Write out each record below exactly as it appears, with no pictures.

[BEGIN]

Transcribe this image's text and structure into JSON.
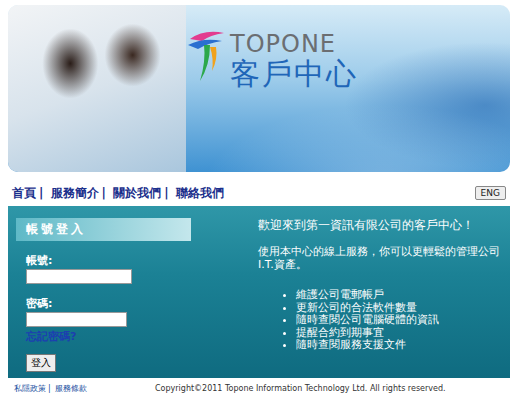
{
  "banner": {
    "logo_name": "TOPONE",
    "logo_subtitle": "客戶中心"
  },
  "nav": {
    "items": [
      "首頁",
      "服務簡介",
      "關於我們",
      "聯絡我們"
    ],
    "separator": "|",
    "language_button": "ENG"
  },
  "login": {
    "title": "帳號登入",
    "username_label": "帳號:",
    "username_value": "",
    "password_label": "密碼:",
    "password_value": "",
    "forgot_link": "忘記密碼?",
    "submit": "登入"
  },
  "welcome": {
    "heading": "歡迎來到第一資訊有限公司的客戶中心！",
    "intro": "使用本中心的線上服務，你可以更輕鬆的管理公司I.T.資產。",
    "features": [
      "維護公司電郵帳戶",
      "更新公司的合法軟件數量",
      "隨時查閱公司電腦硬體的資訊",
      "提醒合約到期事宜",
      "隨時查閱服務支援文件"
    ]
  },
  "footer": {
    "links": [
      "私隱政策",
      "服務條款"
    ],
    "separator": "|",
    "copyright": "Copyright©2011 Topone Information Technology Ltd. All rights reserved."
  }
}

[END]

SOLUTION TO THE PROBLEM:
Transcribe this image's text and structure into JSON.
{
  "banner": {
    "logo_name": "TOPONE",
    "logo_subtitle": "客戶中心"
  },
  "nav": {
    "items": [
      "首頁",
      "服務簡介",
      "關於我們",
      "聯絡我們"
    ],
    "separator": "|",
    "language_button": "ENG"
  },
  "login": {
    "title": "帳號登入",
    "username_label": "帳號:",
    "username_value": "",
    "password_label": "密碼:",
    "password_value": "",
    "forgot_link": "忘記密碼?",
    "submit": "登入"
  },
  "welcome": {
    "heading": "歡迎來到第一資訊有限公司的客戶中心！",
    "intro": "使用本中心的線上服務，你可以更輕鬆的管理公司I.T.資產。",
    "features": [
      "維護公司電郵帳戶",
      "更新公司的合法軟件數量",
      "隨時查閱公司電腦硬體的資訊",
      "提醒合約到期事宜",
      "隨時查閱服務支援文件"
    ]
  },
  "footer": {
    "links": [
      "私隱政策",
      "服務條款"
    ],
    "separator": "|",
    "copyright": "Copyright©2011 Topone Information Technology Ltd. All rights reserved."
  }
}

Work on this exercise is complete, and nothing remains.